-- Begin --
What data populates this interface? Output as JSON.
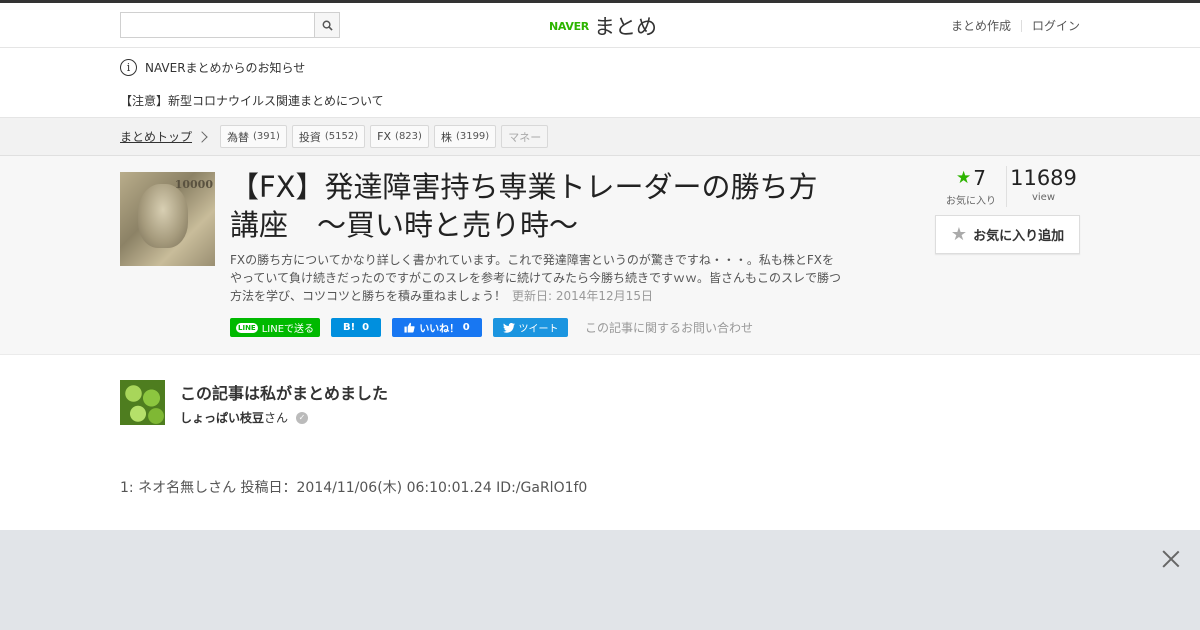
{
  "header": {
    "search_placeholder": "",
    "logo_brand": "NAVER",
    "logo_text": "まとめ",
    "links": [
      "まとめ作成",
      "ログイン"
    ]
  },
  "notice": {
    "title": "NAVERまとめからのお知らせ",
    "item": "【注意】新型コロナウイルス関連まとめについて"
  },
  "breadcrumb": {
    "home": "まとめトップ",
    "tags": [
      {
        "label": "為替",
        "count": "(391)"
      },
      {
        "label": "投資",
        "count": "(5152)"
      },
      {
        "label": "FX",
        "count": "(823)"
      },
      {
        "label": "株",
        "count": "(3199)"
      },
      {
        "label": "マネー",
        "count": ""
      }
    ]
  },
  "article": {
    "thumb_number": "10000",
    "title": "【FX】発達障害持ち専業トレーダーの勝ち方講座　～買い時と売り時～",
    "description": "FXの勝ち方についてかなり詳しく書かれています。これで発達障害というのが驚きですね・・・。私も株とFXをやっていて負け続きだったのですがこのスレを参考に続けてみたら今勝ち続きですｗｗ。皆さんもこのスレで勝つ方法を学び、コツコツと勝ちを積み重ねましょう！",
    "updated": "更新日: 2014年12月15日",
    "share": {
      "line": "LINEで送る",
      "line_icon": "LINE",
      "hatena_label": "B!",
      "hatena_count": "0",
      "fb_label": "いいね！",
      "fb_count": "0",
      "tweet": "ツイート",
      "contact": "この記事に関するお問い合わせ"
    },
    "stats": {
      "fav_count": "7",
      "fav_label": "お気に入り",
      "views": "11689",
      "views_label": "view"
    },
    "fav_button": "お気に入り追加"
  },
  "author": {
    "heading": "この記事は私がまとめました",
    "name": "しょっぱい枝豆",
    "suffix": "さん"
  },
  "post": {
    "line": "1: ネオ名無しさん 投稿日：2014/11/06(木) 06:10:01.24 ID:/GaRlO1f0"
  },
  "colors": {
    "brand_green": "#2db400",
    "line_green": "#00b900",
    "hatena_blue": "#008fde",
    "facebook_blue": "#1877f2",
    "twitter_blue": "#1b95e0"
  }
}
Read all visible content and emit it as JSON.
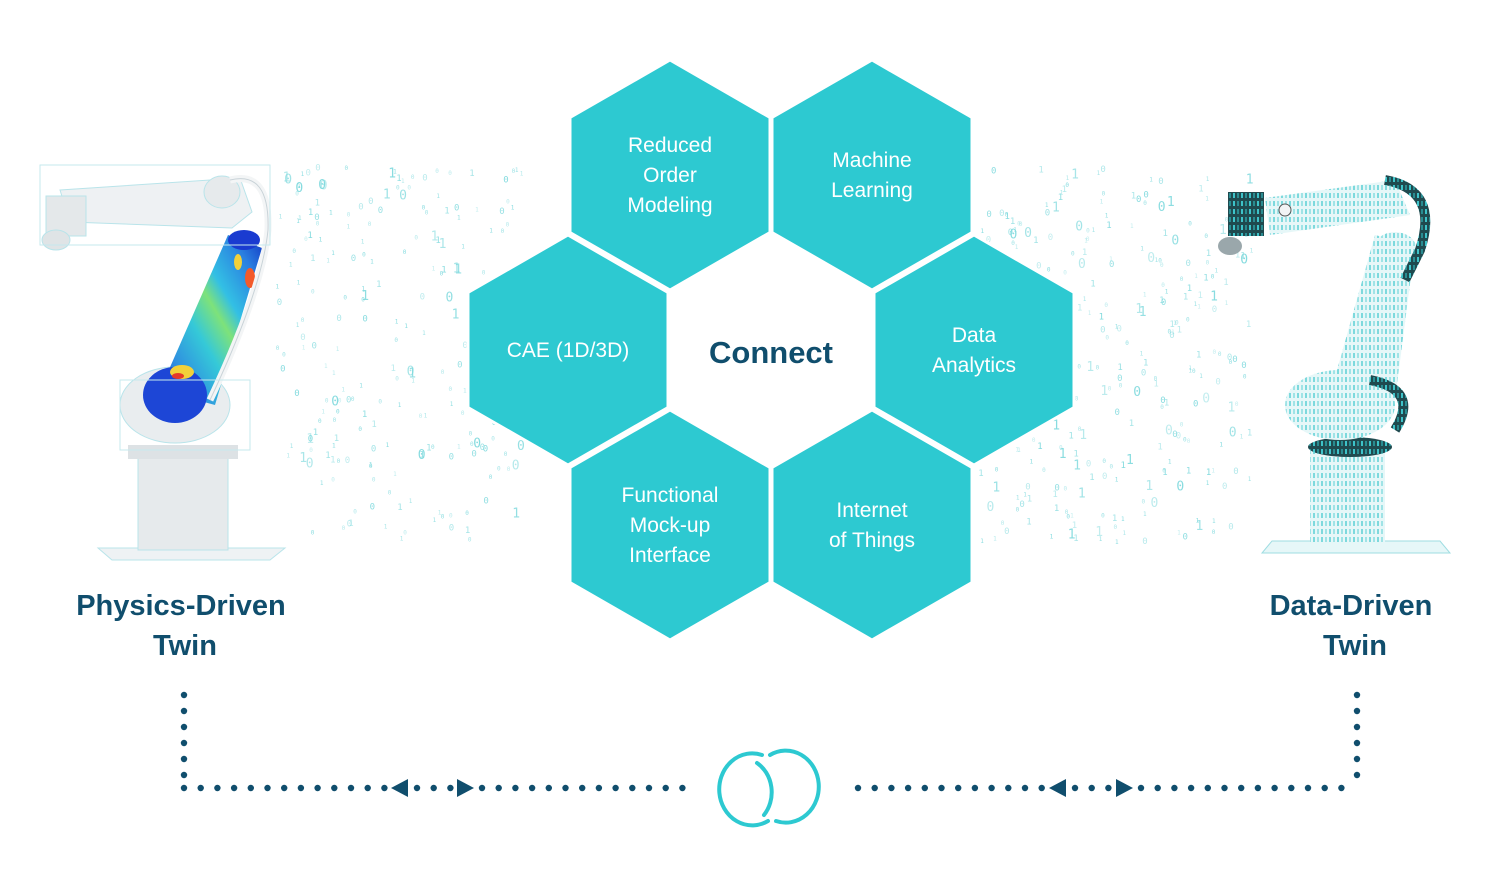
{
  "diagram": {
    "center": {
      "label": "Connect"
    },
    "hexagons": [
      {
        "id": "reduced-order-modeling",
        "lines": [
          "Reduced",
          "Order",
          "Modeling"
        ],
        "position": "top-left"
      },
      {
        "id": "machine-learning",
        "lines": [
          "Machine",
          "Learning"
        ],
        "position": "top-right"
      },
      {
        "id": "cae",
        "lines": [
          "CAE (1D/3D)"
        ],
        "position": "middle-left"
      },
      {
        "id": "data-analytics",
        "lines": [
          "Data",
          "Analytics"
        ],
        "position": "middle-right"
      },
      {
        "id": "functional-mockup-interface",
        "lines": [
          "Functional",
          "Mock-up",
          "Interface"
        ],
        "position": "bottom-left"
      },
      {
        "id": "internet-of-things",
        "lines": [
          "Internet",
          "of Things"
        ],
        "position": "bottom-right"
      }
    ],
    "left_twin": {
      "lines": [
        "Physics-Driven",
        "Twin"
      ],
      "image": "robot-arm-fea-stress-map"
    },
    "right_twin": {
      "lines": [
        "Data-Driven",
        "Twin"
      ],
      "image": "robot-arm-binary-texture"
    },
    "connector": {
      "icon": "interlocking-rings-icon",
      "arrows": "bidirectional"
    },
    "binary_glyphs": [
      "0",
      "1"
    ]
  },
  "colors": {
    "hex_fill": "#2dc9d1",
    "dark_teal": "#104e6d",
    "ring": "#2dc9d1",
    "binary": "#7dd9dd",
    "background": "#ffffff"
  }
}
-- End --
■ WHAT YOU SHOULD DO
Copy the records above exactly, leaving out every picture.

■ SOLUTION TO THE EXERCISE
What data populates this interface? Output as JSON.
{
  "header": {
    "search_placeholder": "",
    "logo_brand": "NAVER",
    "logo_text": "まとめ",
    "links": [
      "まとめ作成",
      "ログイン"
    ]
  },
  "notice": {
    "title": "NAVERまとめからのお知らせ",
    "item": "【注意】新型コロナウイルス関連まとめについて"
  },
  "breadcrumb": {
    "home": "まとめトップ",
    "tags": [
      {
        "label": "為替",
        "count": "(391)"
      },
      {
        "label": "投資",
        "count": "(5152)"
      },
      {
        "label": "FX",
        "count": "(823)"
      },
      {
        "label": "株",
        "count": "(3199)"
      },
      {
        "label": "マネー",
        "count": ""
      }
    ]
  },
  "article": {
    "thumb_number": "10000",
    "title": "【FX】発達障害持ち専業トレーダーの勝ち方講座　～買い時と売り時～",
    "description": "FXの勝ち方についてかなり詳しく書かれています。これで発達障害というのが驚きですね・・・。私も株とFXをやっていて負け続きだったのですがこのスレを参考に続けてみたら今勝ち続きですｗｗ。皆さんもこのスレで勝つ方法を学び、コツコツと勝ちを積み重ねましょう！",
    "updated": "更新日: 2014年12月15日",
    "share": {
      "line": "LINEで送る",
      "line_icon": "LINE",
      "hatena_label": "B!",
      "hatena_count": "0",
      "fb_label": "いいね！",
      "fb_count": "0",
      "tweet": "ツイート",
      "contact": "この記事に関するお問い合わせ"
    },
    "stats": {
      "fav_count": "7",
      "fav_label": "お気に入り",
      "views": "11689",
      "views_label": "view"
    },
    "fav_button": "お気に入り追加"
  },
  "author": {
    "heading": "この記事は私がまとめました",
    "name": "しょっぱい枝豆",
    "suffix": "さん"
  },
  "post": {
    "line": "1: ネオ名無しさん 投稿日：2014/11/06(木) 06:10:01.24 ID:/GaRlO1f0"
  },
  "colors": {
    "brand_green": "#2db400",
    "line_green": "#00b900",
    "hatena_blue": "#008fde",
    "facebook_blue": "#1877f2",
    "twitter_blue": "#1b95e0"
  }
}
Read all visible content and emit it as JSON.
{
  "diagram": {
    "center": {
      "label": "Connect"
    },
    "hexagons": [
      {
        "id": "reduced-order-modeling",
        "lines": [
          "Reduced",
          "Order",
          "Modeling"
        ],
        "position": "top-left"
      },
      {
        "id": "machine-learning",
        "lines": [
          "Machine",
          "Learning"
        ],
        "position": "top-right"
      },
      {
        "id": "cae",
        "lines": [
          "CAE (1D/3D)"
        ],
        "position": "middle-left"
      },
      {
        "id": "data-analytics",
        "lines": [
          "Data",
          "Analytics"
        ],
        "position": "middle-right"
      },
      {
        "id": "functional-mockup-interface",
        "lines": [
          "Functional",
          "Mock-up",
          "Interface"
        ],
        "position": "bottom-left"
      },
      {
        "id": "internet-of-things",
        "lines": [
          "Internet",
          "of Things"
        ],
        "position": "bottom-right"
      }
    ],
    "left_twin": {
      "lines": [
        "Physics-Driven",
        "Twin"
      ],
      "image": "robot-arm-fea-stress-map"
    },
    "right_twin": {
      "lines": [
        "Data-Driven",
        "Twin"
      ],
      "image": "robot-arm-binary-texture"
    },
    "connector": {
      "icon": "interlocking-rings-icon",
      "arrows": "bidirectional"
    },
    "binary_glyphs": [
      "0",
      "1"
    ]
  },
  "colors": {
    "hex_fill": "#2dc9d1",
    "dark_teal": "#104e6d",
    "ring": "#2dc9d1",
    "binary": "#7dd9dd",
    "background": "#ffffff"
  }
}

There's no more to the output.